_Input material_
= = = = =

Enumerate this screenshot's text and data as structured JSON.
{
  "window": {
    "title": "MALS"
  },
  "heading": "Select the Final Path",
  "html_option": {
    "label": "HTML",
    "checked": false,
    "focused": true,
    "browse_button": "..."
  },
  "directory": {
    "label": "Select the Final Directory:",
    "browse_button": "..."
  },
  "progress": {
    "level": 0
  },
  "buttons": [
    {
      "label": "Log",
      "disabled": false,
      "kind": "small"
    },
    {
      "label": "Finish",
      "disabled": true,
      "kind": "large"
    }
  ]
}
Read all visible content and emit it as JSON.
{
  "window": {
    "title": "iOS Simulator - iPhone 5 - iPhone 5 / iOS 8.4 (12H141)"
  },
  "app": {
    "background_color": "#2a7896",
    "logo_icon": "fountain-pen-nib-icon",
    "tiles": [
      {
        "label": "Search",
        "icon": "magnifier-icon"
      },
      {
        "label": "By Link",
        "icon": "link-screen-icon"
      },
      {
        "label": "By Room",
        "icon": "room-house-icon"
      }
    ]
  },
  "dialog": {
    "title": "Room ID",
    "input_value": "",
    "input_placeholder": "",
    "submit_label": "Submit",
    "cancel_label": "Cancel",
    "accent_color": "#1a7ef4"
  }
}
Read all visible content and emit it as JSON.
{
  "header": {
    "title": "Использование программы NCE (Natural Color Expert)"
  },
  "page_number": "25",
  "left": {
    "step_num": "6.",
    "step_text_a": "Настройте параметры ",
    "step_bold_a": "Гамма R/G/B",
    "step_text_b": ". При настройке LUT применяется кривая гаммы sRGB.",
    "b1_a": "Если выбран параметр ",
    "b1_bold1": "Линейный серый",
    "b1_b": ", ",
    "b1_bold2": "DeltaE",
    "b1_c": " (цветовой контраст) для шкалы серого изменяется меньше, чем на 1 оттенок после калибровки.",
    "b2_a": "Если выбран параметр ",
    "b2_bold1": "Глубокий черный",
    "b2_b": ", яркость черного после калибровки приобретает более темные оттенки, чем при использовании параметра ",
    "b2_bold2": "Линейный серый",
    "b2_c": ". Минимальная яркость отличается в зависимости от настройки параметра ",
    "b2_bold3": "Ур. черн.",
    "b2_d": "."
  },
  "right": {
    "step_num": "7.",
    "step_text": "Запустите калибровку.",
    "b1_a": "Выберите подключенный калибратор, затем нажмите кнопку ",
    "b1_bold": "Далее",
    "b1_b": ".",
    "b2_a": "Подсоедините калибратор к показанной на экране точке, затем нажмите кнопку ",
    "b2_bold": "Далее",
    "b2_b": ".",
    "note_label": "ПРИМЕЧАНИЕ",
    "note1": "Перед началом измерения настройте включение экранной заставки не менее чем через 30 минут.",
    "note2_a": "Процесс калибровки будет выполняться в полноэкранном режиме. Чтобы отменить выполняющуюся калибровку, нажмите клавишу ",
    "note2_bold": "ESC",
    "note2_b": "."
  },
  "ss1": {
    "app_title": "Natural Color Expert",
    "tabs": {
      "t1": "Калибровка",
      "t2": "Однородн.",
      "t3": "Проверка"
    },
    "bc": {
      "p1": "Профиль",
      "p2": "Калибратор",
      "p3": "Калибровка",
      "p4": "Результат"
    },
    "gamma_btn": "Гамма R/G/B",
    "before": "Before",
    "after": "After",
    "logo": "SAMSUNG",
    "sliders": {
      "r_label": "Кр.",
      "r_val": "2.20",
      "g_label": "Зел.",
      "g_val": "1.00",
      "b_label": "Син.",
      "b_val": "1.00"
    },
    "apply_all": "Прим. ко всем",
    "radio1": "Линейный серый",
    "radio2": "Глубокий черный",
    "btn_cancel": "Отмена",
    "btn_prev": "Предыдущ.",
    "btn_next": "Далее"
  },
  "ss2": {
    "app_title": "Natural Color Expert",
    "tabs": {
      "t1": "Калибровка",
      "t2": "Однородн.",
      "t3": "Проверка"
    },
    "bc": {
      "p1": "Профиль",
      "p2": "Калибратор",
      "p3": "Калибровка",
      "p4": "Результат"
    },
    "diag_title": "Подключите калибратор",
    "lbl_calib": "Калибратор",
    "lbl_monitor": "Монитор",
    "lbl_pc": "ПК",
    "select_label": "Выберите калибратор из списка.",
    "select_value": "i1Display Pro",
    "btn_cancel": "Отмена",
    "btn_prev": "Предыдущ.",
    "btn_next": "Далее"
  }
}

= = = = =

Copy every line in the entries above that has the string "серый" in it.

    "b1_bold1": "Линейный серый",
    "b2_bold2": "Линейный серый",
    "radio1": "Линейный серый",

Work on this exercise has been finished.